DATA SHOWN:
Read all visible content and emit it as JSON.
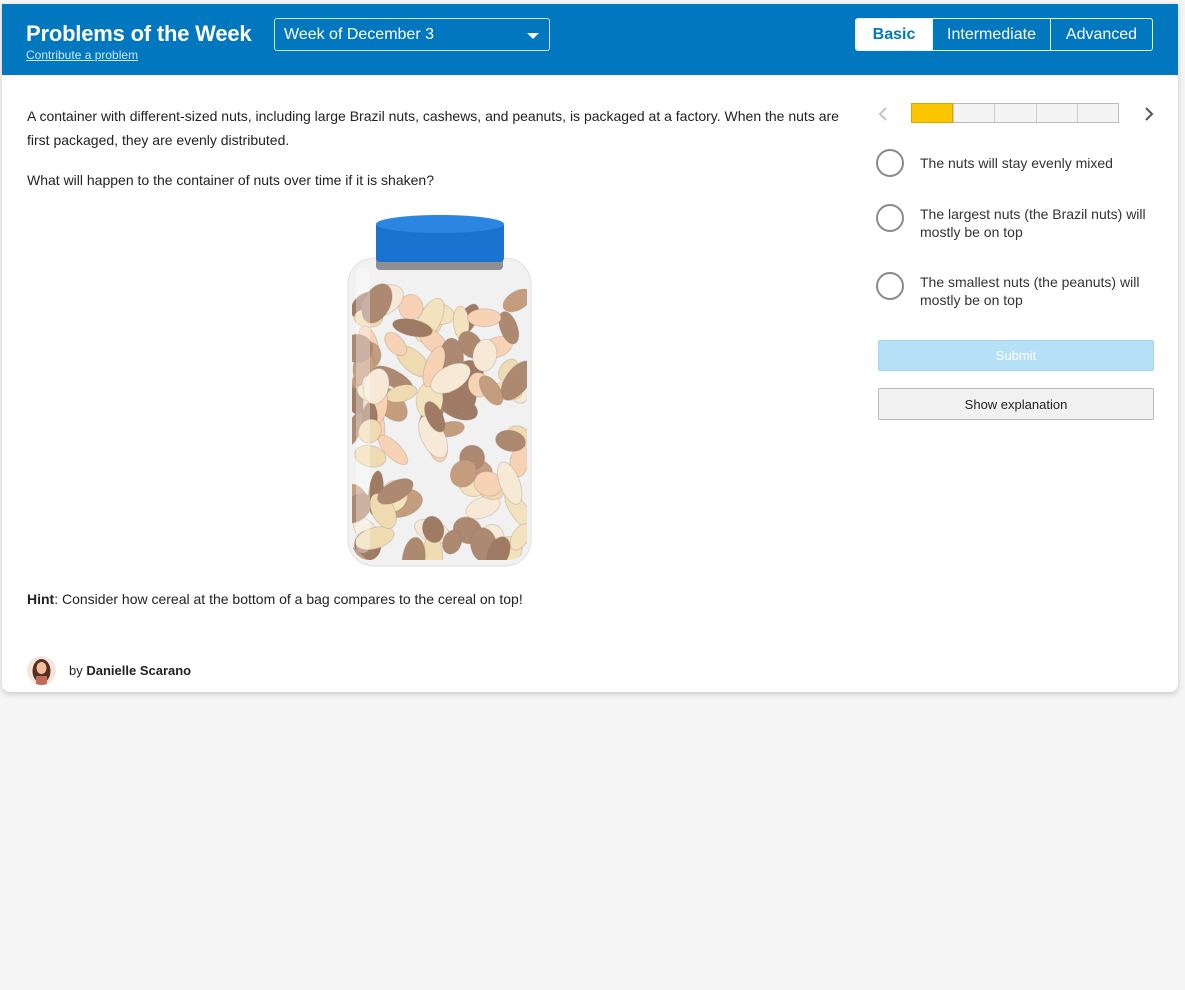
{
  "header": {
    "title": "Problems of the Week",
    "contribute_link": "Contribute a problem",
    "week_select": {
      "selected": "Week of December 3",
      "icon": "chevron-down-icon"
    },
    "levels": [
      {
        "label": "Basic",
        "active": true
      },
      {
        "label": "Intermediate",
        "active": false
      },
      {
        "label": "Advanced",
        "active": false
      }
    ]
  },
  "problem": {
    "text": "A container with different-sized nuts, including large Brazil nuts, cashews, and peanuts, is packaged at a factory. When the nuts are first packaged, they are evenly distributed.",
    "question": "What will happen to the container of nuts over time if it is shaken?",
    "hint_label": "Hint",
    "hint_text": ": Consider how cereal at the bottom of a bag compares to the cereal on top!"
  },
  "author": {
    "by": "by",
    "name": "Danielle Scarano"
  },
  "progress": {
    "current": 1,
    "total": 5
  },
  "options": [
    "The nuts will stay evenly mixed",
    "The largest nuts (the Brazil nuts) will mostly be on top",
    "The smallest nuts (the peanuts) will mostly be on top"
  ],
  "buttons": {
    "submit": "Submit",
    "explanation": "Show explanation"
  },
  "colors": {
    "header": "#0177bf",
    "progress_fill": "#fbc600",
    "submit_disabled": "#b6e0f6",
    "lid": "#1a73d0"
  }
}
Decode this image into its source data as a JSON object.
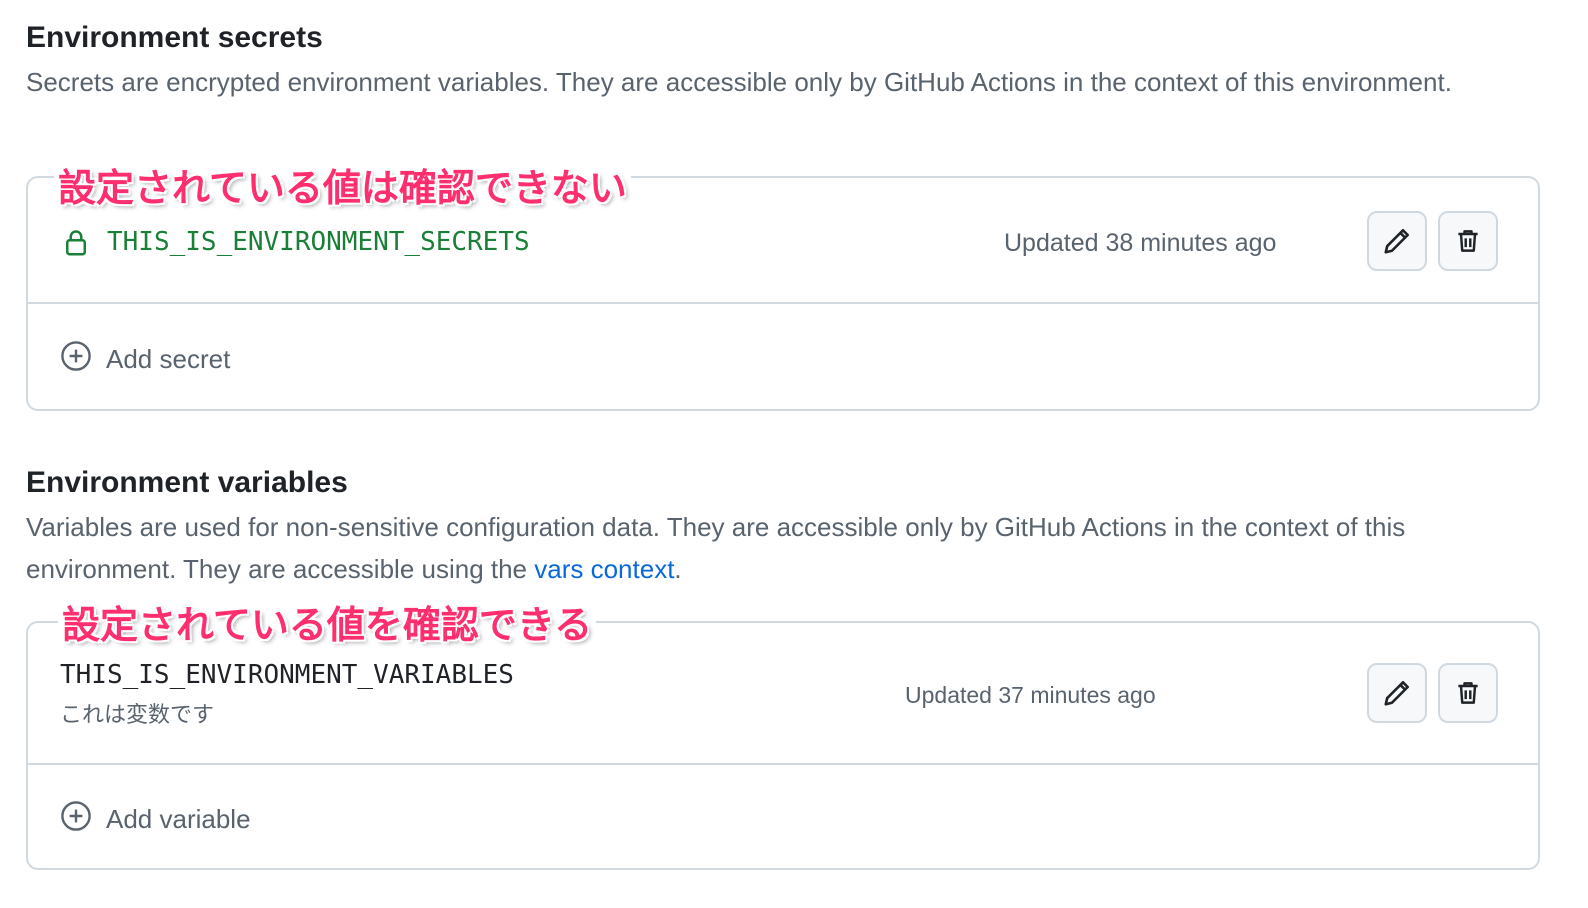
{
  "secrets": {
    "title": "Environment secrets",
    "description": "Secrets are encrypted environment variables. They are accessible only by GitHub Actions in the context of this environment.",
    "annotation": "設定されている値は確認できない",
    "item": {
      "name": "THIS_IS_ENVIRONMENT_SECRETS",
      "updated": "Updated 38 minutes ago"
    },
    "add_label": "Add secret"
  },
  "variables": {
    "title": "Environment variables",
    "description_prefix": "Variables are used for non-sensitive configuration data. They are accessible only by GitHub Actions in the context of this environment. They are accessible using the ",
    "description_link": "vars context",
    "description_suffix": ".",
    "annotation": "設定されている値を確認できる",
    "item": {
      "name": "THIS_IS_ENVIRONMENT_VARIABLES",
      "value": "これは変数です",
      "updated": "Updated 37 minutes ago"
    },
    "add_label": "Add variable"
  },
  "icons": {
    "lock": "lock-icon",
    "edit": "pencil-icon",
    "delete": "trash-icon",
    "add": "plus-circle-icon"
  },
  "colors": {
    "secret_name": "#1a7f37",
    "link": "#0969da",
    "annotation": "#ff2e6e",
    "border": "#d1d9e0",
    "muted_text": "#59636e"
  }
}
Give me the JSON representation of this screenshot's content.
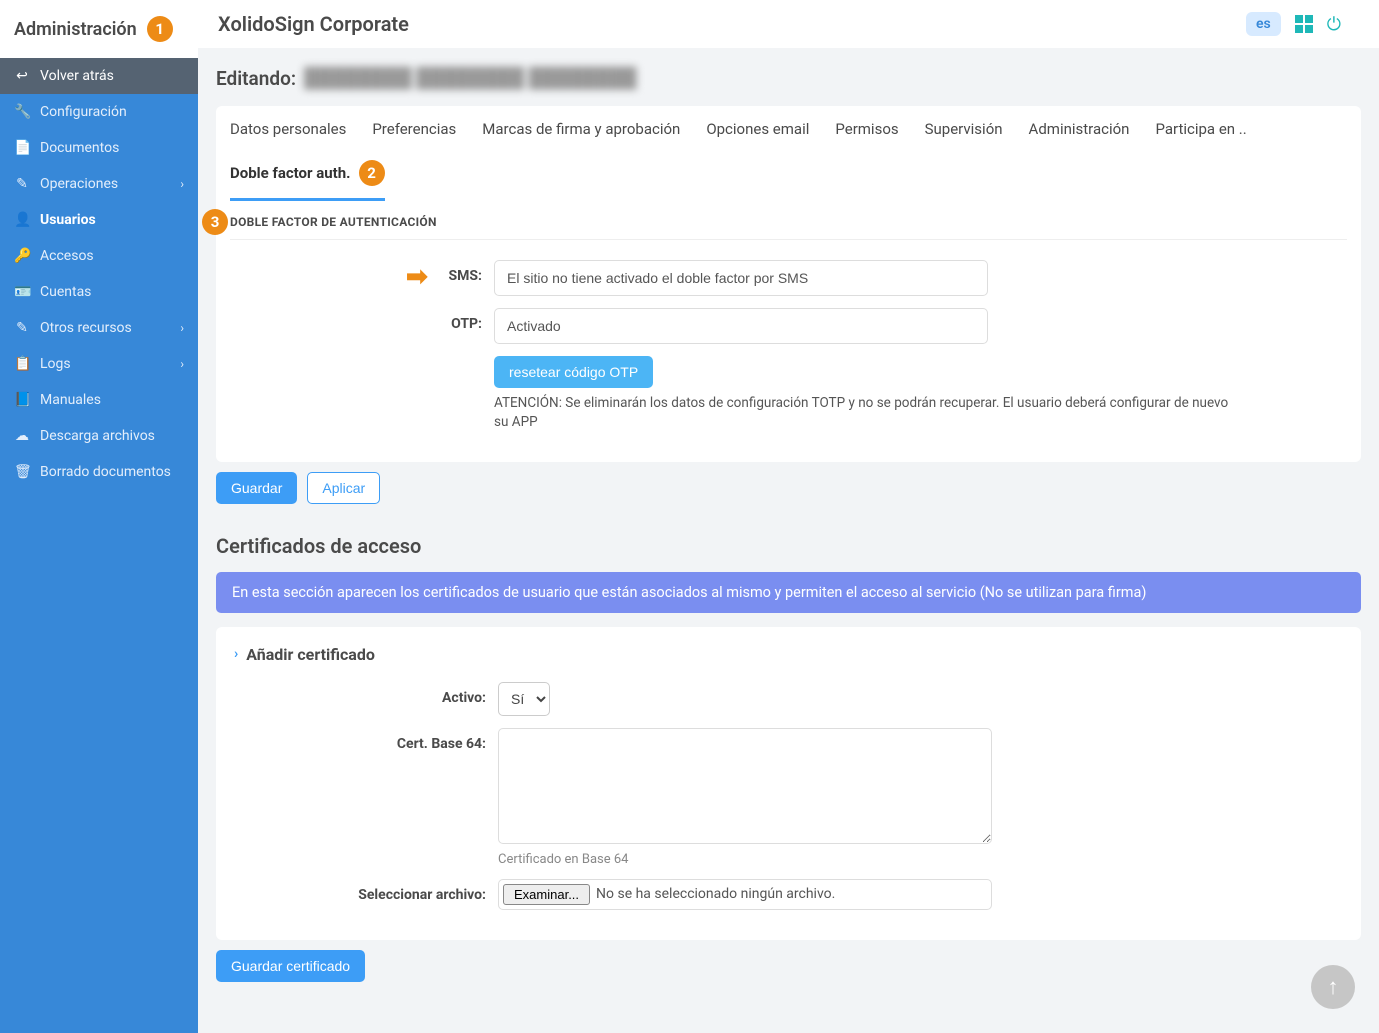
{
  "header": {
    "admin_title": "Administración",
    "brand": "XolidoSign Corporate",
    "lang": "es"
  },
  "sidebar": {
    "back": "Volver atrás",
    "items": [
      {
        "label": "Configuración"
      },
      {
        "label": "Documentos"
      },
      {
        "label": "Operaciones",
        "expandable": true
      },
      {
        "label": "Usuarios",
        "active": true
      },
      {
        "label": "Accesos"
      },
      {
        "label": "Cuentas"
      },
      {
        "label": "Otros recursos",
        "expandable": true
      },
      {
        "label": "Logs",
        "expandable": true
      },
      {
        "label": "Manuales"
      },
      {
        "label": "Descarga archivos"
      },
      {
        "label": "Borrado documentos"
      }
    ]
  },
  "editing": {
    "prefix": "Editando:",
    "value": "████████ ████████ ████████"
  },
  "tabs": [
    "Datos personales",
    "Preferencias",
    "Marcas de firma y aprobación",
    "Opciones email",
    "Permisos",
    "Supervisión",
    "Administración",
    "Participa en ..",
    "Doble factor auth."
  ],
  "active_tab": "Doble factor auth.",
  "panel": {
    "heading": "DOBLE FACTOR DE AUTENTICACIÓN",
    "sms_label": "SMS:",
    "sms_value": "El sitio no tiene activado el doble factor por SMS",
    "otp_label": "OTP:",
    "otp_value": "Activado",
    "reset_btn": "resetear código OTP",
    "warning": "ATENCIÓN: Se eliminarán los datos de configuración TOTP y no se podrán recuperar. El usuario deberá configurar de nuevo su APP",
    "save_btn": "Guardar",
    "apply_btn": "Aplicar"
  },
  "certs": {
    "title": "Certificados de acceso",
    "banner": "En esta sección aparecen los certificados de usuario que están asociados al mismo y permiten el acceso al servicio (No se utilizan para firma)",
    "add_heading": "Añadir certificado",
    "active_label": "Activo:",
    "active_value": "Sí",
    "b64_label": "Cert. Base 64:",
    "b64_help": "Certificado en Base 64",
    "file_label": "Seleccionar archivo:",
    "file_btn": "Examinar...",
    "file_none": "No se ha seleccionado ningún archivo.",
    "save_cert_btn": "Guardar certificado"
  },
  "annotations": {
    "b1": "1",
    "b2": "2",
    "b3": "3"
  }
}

WRITTEN TASK:
Without the pictures, restate all the entries above exactly.

THE RESULT:
Read all visible content and emit it as JSON.
{
  "header": {
    "title": "Problems of the Week",
    "contribute_link": "Contribute a problem",
    "week_select": {
      "selected": "Week of December 3",
      "icon": "chevron-down-icon"
    },
    "levels": [
      {
        "label": "Basic",
        "active": true
      },
      {
        "label": "Intermediate",
        "active": false
      },
      {
        "label": "Advanced",
        "active": false
      }
    ]
  },
  "problem": {
    "text": "A container with different-sized nuts, including large Brazil nuts, cashews, and peanuts, is packaged at a factory. When the nuts are first packaged, they are evenly distributed.",
    "question": "What will happen to the container of nuts over time if it is shaken?",
    "hint_label": "Hint",
    "hint_text": ": Consider how cereal at the bottom of a bag compares to the cereal on top!"
  },
  "author": {
    "by": "by",
    "name": "Danielle Scarano"
  },
  "progress": {
    "current": 1,
    "total": 5
  },
  "options": [
    "The nuts will stay evenly mixed",
    "The largest nuts (the Brazil nuts) will mostly be on top",
    "The smallest nuts (the peanuts) will mostly be on top"
  ],
  "buttons": {
    "submit": "Submit",
    "explanation": "Show explanation"
  },
  "colors": {
    "header": "#0177bf",
    "progress_fill": "#fbc600",
    "submit_disabled": "#b6e0f6",
    "lid": "#1a73d0"
  }
}
Decode this image into its source data as a JSON object.
{
  "secrets": {
    "title": "Environment secrets",
    "description": "Secrets are encrypted environment variables. They are accessible only by GitHub Actions in the context of this environment.",
    "annotation": "設定されている値は確認できない",
    "item": {
      "name": "THIS_IS_ENVIRONMENT_SECRETS",
      "updated": "Updated 38 minutes ago"
    },
    "add_label": "Add secret"
  },
  "variables": {
    "title": "Environment variables",
    "description_prefix": "Variables are used for non-sensitive configuration data. They are accessible only by GitHub Actions in the context of this environment. They are accessible using the ",
    "description_link": "vars context",
    "description_suffix": ".",
    "annotation": "設定されている値を確認できる",
    "item": {
      "name": "THIS_IS_ENVIRONMENT_VARIABLES",
      "value": "これは変数です",
      "updated": "Updated 37 minutes ago"
    },
    "add_label": "Add variable"
  },
  "icons": {
    "lock": "lock-icon",
    "edit": "pencil-icon",
    "delete": "trash-icon",
    "add": "plus-circle-icon"
  },
  "colors": {
    "secret_name": "#1a7f37",
    "link": "#0969da",
    "annotation": "#ff2e6e",
    "border": "#d1d9e0",
    "muted_text": "#59636e"
  }
}
Give me the JSON representation of this screenshot's content.
{
  "header": {
    "admin_title": "Administración",
    "brand": "XolidoSign Corporate",
    "lang": "es"
  },
  "sidebar": {
    "back": "Volver atrás",
    "items": [
      {
        "label": "Configuración"
      },
      {
        "label": "Documentos"
      },
      {
        "label": "Operaciones",
        "expandable": true
      },
      {
        "label": "Usuarios",
        "active": true
      },
      {
        "label": "Accesos"
      },
      {
        "label": "Cuentas"
      },
      {
        "label": "Otros recursos",
        "expandable": true
      },
      {
        "label": "Logs",
        "expandable": true
      },
      {
        "label": "Manuales"
      },
      {
        "label": "Descarga archivos"
      },
      {
        "label": "Borrado documentos"
      }
    ]
  },
  "editing": {
    "prefix": "Editando:",
    "value": "████████ ████████ ████████"
  },
  "tabs": [
    "Datos personales",
    "Preferencias",
    "Marcas de firma y aprobación",
    "Opciones email",
    "Permisos",
    "Supervisión",
    "Administración",
    "Participa en ..",
    "Doble factor auth."
  ],
  "active_tab": "Doble factor auth.",
  "panel": {
    "heading": "DOBLE FACTOR DE AUTENTICACIÓN",
    "sms_label": "SMS:",
    "sms_value": "El sitio no tiene activado el doble factor por SMS",
    "otp_label": "OTP:",
    "otp_value": "Activado",
    "reset_btn": "resetear código OTP",
    "warning": "ATENCIÓN: Se eliminarán los datos de configuración TOTP y no se podrán recuperar. El usuario deberá configurar de nuevo su APP",
    "save_btn": "Guardar",
    "apply_btn": "Aplicar"
  },
  "certs": {
    "title": "Certificados de acceso",
    "banner": "En esta sección aparecen los certificados de usuario que están asociados al mismo y permiten el acceso al servicio (No se utilizan para firma)",
    "add_heading": "Añadir certificado",
    "active_label": "Activo:",
    "active_value": "Sí",
    "b64_label": "Cert. Base 64:",
    "b64_help": "Certificado en Base 64",
    "file_label": "Seleccionar archivo:",
    "file_btn": "Examinar...",
    "file_none": "No se ha seleccionado ningún archivo.",
    "save_cert_btn": "Guardar certificado"
  },
  "annotations": {
    "b1": "1",
    "b2": "2",
    "b3": "3"
  }
}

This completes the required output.